GIVEN PASSAGE start

The name Jew, ᾿Ιουδαῖος, is probably not used without allusion to its etymological meaning: Jehoudah, the praised one. The preposition ἐπί, which enters into the composition of the verb, converts this name into a real title. But Israel possesses more than a glorious name; it has in its hands a real gift: the law. Here is a manifest sign of the divine favor on which it may consequently rest. Finally, this token of special favor makes God its God, to the exclusion of all other nations. It has therefore whereof to glory in God. To the gradation of the three substantives: Jew, law, God, that of the three verbs perfectly corresponds: to call oneself, to rest, to glory.

GIVEN PASSAGE end
RAW RECORDS start

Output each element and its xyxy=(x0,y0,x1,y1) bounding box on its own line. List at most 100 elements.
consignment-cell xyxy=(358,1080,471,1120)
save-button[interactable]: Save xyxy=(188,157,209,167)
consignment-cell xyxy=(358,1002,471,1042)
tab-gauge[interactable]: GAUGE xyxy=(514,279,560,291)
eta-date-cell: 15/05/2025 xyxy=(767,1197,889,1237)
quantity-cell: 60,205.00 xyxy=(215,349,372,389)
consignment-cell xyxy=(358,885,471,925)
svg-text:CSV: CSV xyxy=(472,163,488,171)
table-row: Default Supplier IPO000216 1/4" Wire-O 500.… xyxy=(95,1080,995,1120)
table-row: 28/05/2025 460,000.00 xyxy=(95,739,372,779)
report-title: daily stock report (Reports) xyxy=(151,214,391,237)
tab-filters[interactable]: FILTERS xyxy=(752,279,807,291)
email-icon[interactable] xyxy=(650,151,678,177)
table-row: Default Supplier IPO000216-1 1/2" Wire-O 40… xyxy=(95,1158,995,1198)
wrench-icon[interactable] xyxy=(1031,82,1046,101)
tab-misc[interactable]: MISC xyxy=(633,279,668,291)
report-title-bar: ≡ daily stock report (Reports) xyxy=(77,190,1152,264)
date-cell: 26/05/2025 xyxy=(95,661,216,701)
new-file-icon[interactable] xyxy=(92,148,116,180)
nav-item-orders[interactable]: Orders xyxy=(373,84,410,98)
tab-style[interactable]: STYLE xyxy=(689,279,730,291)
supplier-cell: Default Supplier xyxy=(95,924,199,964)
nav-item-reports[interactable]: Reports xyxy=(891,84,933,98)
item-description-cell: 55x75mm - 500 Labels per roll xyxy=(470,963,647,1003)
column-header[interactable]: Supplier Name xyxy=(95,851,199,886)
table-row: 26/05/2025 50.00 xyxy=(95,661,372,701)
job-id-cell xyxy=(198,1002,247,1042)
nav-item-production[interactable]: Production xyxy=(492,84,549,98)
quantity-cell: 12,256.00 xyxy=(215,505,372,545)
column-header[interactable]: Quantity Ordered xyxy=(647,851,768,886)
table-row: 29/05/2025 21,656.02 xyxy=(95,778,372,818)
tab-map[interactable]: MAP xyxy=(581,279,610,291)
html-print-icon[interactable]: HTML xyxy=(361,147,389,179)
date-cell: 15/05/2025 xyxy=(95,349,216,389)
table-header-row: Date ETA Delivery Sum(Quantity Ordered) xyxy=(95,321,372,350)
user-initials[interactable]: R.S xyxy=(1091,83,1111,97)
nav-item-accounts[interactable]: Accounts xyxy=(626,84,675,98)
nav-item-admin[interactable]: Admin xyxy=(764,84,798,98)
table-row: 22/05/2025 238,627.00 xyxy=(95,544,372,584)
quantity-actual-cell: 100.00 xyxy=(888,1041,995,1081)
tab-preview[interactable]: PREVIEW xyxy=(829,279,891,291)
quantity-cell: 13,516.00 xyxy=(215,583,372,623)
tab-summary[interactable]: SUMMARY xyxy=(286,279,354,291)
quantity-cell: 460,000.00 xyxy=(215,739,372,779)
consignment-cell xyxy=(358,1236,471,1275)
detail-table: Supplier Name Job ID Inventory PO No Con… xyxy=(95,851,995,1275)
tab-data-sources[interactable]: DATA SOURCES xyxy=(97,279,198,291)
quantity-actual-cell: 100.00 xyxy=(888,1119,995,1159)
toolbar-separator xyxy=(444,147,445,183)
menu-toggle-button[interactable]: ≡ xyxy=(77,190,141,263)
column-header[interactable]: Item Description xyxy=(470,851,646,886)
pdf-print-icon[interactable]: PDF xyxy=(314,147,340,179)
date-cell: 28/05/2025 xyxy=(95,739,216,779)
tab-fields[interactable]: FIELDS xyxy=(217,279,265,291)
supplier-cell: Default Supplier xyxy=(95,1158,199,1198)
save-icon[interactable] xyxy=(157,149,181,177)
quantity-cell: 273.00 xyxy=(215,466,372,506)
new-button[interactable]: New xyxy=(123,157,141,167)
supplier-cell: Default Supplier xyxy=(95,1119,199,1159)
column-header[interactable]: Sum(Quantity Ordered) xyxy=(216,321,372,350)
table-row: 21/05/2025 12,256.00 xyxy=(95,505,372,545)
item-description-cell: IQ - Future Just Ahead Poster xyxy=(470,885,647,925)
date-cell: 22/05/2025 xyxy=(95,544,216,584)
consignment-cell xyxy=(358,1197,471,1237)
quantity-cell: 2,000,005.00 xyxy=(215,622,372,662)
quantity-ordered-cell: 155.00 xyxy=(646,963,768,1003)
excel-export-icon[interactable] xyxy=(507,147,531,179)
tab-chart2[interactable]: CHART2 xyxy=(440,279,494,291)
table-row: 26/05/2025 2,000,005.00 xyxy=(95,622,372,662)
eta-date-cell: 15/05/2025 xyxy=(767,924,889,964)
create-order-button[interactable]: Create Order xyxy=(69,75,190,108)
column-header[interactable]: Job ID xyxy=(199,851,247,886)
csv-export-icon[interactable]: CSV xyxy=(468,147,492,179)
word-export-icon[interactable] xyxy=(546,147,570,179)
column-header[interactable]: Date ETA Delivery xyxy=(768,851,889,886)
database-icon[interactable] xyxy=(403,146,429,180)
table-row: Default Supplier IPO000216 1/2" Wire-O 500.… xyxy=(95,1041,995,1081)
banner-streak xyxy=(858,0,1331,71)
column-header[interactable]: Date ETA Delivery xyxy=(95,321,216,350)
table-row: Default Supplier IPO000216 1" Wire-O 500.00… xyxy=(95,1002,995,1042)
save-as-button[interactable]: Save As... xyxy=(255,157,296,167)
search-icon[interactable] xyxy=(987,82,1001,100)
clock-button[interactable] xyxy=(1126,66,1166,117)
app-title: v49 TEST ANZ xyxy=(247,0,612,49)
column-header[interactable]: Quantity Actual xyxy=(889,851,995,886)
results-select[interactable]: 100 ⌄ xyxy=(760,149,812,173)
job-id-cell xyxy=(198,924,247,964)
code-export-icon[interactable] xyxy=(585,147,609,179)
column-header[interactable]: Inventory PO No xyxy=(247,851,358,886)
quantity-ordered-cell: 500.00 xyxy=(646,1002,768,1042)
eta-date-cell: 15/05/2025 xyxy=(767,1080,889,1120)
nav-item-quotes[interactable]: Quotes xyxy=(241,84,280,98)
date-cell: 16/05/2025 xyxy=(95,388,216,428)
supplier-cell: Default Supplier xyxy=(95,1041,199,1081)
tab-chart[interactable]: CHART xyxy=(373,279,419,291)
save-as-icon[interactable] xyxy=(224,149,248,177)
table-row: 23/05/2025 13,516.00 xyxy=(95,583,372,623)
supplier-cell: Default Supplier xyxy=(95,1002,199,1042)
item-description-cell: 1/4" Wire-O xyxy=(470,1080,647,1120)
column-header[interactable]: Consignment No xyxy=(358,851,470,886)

RAW RECORDS end
RAW RECORDS start

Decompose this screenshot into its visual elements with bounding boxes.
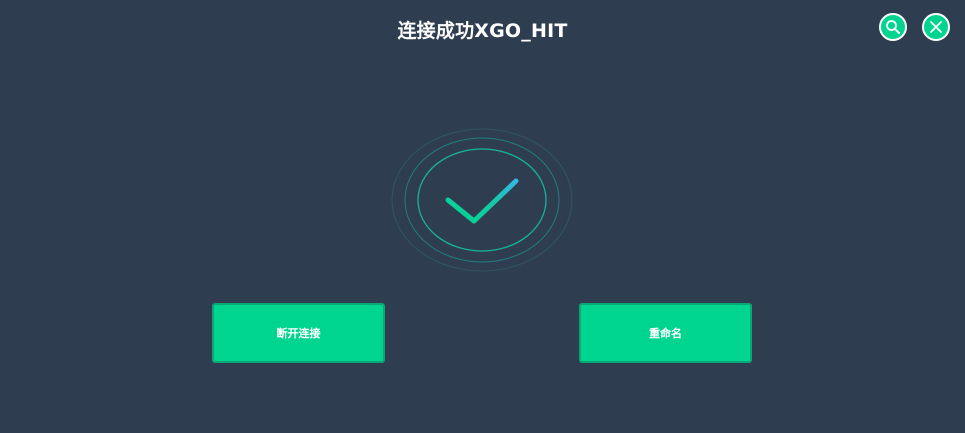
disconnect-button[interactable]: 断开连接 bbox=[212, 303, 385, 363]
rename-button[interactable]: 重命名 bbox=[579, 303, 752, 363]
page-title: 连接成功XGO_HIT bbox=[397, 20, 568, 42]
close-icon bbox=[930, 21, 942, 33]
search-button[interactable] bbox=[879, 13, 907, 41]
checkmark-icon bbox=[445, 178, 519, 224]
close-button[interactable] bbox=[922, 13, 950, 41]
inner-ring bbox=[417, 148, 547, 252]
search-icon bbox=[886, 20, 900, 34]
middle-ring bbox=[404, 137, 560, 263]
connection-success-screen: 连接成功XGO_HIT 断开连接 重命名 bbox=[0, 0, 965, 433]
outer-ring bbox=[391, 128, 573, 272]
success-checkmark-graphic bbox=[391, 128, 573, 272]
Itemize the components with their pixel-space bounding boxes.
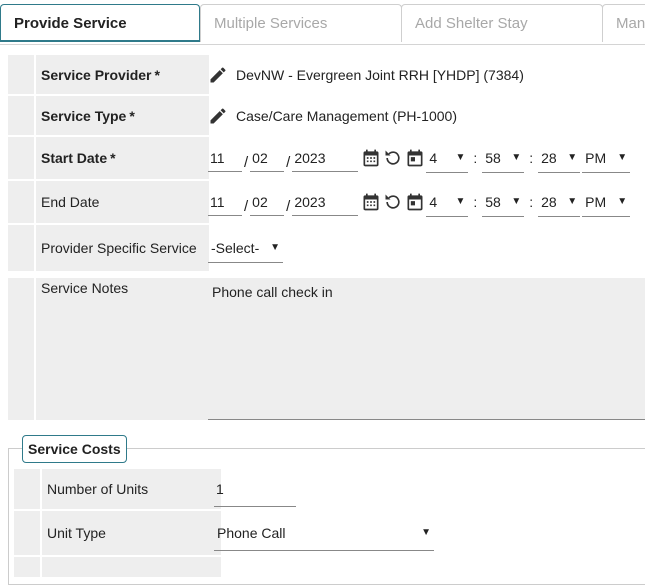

RAW RECORDS end

→ TASK SET:
[1] Answer these questions from the passage on the name Jew:
(a) What etymological meaning does the passage give for the name Jew?
(b) What real gift does Israel have in its hands?
(c) Which three verbs correspond to the three substantives Jew, law, and God?
[2] Quote the passage on the name Jew from "The name Jew, ᾿Ιουδαῖος, is" to "rest, to glory.".
[3] Write what comes next in the passage on the name Jew, continuing after its final sentence.

→ ANSWERS BY TASK:
[1]
(a) Jehoudah, the praised one.
(b) The law.
(c) To call oneself, to rest, and to glory.

[2]
The name Jew, ᾿Ιουδαῖος, is probably not used without allusion to its etymological meaning: Jehoudah, the praised one. The preposition ἐπί, which enters into the composition of the verb, converts this name into a real title. But Israel possesses more than a glorious name; it has in its hands a real gift: the law. Here is a manifest sign of the divine favor on which it may consequently rest. Finally, this token of special favor makes God its God, to the exclusion of all other nations. It has therefore whereof to glory in God. To the gradation of the three substantives: Jew, law, God, that of the three verbs perfectly corresponds: to call oneself, to rest, to glory.

[3]
Hence there result (Romans 2:18) two capabilities which distinguished the Jew from every other man. He knows God's will, and so succeeds in discerning what to others is confused. One is always entitled to be proud of knowing; but when that knowing is of the will, that is to say, the absolute and perfect will which ordains all, and judges of all sovereignly, such a knowledge is an incomparable advantage. By this knowledge of the divine will the Jew can discern and appreciate (δοκιμάζειν) the most delicate shades of the moral life Τὰ διαφέροντα might signify the things that are better (meliora probare), from the meaning of surpass, which is often that of the verb διαφέρειν. But here it is better to translate: the things that differ (from the sense of differing, which is also that of διαφέρειν); for the apostle seems to be alluding to those discussions of legal casuistry in which the Jewish schools excelled, as when the two eminent doctors Hillel and Schammai gravely debated the question, whether it was lawful to eat an egg laid by a hen on the Sabbath day.

The last words of the verse: instructed out of the law, indicate the source of that higher faculty of appreciation. The term κατηχούμενος, from κατηχεῖδθαι, to be penetrated by a sound, makes each Jew law personified.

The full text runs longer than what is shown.